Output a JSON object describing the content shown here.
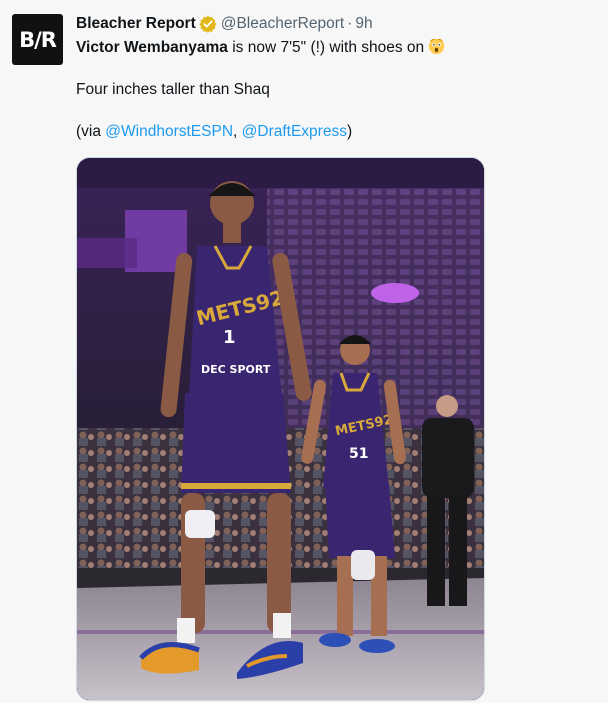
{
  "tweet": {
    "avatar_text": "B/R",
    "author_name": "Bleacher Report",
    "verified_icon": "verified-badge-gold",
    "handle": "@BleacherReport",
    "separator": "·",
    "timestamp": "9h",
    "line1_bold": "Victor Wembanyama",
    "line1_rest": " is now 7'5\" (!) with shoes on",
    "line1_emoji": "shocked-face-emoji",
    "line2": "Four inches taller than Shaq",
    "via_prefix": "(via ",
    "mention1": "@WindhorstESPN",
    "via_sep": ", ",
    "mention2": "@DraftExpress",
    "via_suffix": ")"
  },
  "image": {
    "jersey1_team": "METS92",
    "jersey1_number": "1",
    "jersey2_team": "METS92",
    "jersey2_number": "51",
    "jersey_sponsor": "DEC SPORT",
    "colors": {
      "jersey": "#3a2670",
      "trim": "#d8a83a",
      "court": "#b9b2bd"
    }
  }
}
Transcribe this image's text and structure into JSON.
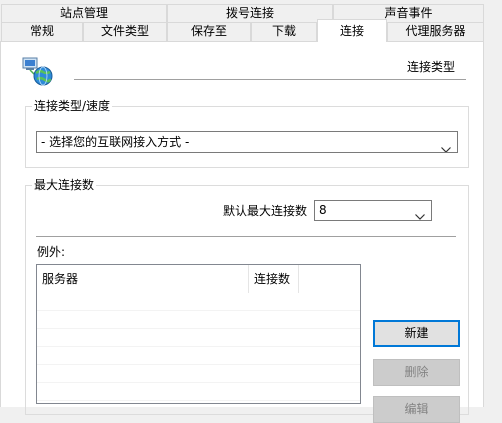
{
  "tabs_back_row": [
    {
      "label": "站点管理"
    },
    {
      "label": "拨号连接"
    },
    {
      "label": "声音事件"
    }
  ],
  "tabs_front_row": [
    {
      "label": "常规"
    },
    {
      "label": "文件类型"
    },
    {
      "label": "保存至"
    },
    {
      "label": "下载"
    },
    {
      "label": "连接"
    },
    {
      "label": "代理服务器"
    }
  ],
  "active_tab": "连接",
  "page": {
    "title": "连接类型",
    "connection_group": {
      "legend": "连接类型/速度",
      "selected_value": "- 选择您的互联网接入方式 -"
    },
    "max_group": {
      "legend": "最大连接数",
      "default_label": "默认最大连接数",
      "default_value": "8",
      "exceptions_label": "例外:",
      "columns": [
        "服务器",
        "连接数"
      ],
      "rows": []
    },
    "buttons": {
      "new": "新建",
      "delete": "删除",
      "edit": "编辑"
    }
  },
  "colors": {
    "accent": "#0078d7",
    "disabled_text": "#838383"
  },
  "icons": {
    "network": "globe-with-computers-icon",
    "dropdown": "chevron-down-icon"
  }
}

...

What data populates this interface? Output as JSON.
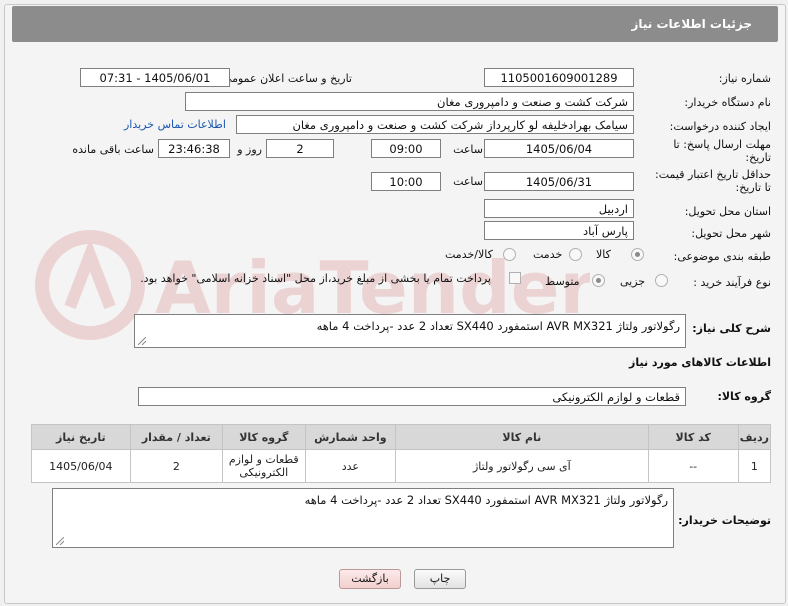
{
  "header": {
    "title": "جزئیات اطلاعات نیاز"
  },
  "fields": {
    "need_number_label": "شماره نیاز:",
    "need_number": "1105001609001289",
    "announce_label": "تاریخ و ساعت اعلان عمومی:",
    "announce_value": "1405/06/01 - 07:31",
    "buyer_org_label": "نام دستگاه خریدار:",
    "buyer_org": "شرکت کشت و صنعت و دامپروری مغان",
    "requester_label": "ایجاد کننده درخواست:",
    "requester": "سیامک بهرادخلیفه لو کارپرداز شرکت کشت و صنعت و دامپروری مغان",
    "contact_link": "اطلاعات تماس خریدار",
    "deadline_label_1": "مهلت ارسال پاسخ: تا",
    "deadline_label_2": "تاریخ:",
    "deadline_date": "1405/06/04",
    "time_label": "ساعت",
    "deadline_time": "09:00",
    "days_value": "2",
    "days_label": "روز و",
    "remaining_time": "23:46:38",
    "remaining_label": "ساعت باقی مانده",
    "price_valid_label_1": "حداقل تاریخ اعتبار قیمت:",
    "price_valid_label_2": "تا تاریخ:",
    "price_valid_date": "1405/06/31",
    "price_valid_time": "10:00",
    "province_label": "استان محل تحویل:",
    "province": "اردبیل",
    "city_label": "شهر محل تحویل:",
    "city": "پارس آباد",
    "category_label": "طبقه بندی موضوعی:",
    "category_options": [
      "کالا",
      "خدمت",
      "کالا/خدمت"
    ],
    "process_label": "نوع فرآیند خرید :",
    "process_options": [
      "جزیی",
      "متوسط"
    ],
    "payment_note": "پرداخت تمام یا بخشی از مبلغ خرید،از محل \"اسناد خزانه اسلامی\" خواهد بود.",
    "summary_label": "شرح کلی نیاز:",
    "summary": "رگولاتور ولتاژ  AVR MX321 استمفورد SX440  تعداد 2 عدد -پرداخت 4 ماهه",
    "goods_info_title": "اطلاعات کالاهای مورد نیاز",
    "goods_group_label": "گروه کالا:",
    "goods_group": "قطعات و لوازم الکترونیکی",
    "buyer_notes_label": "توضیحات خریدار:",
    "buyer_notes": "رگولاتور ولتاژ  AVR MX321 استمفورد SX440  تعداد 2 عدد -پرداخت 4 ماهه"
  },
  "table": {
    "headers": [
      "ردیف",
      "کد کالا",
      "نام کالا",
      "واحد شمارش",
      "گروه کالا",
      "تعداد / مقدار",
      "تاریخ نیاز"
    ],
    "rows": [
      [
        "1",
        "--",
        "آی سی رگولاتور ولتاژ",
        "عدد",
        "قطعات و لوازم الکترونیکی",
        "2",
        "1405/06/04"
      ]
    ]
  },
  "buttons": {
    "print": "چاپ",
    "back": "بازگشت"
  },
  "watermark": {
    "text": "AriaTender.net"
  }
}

* **What to work on**
Extract, from the material above, each line holding the word "رگولاتور".

* **Completed exercise**
    "summary": "رگولاتور ولتاژ  AVR MX321 استمفورد SX440  تعداد 2 عدد -پرداخت 4 ماهه",
    "buyer_notes": "رگولاتور ولتاژ  AVR MX321 استمفورد SX440  تعداد 2 عدد -پرداخت 4 ماهه"
        "آی سی رگولاتور ولتاژ",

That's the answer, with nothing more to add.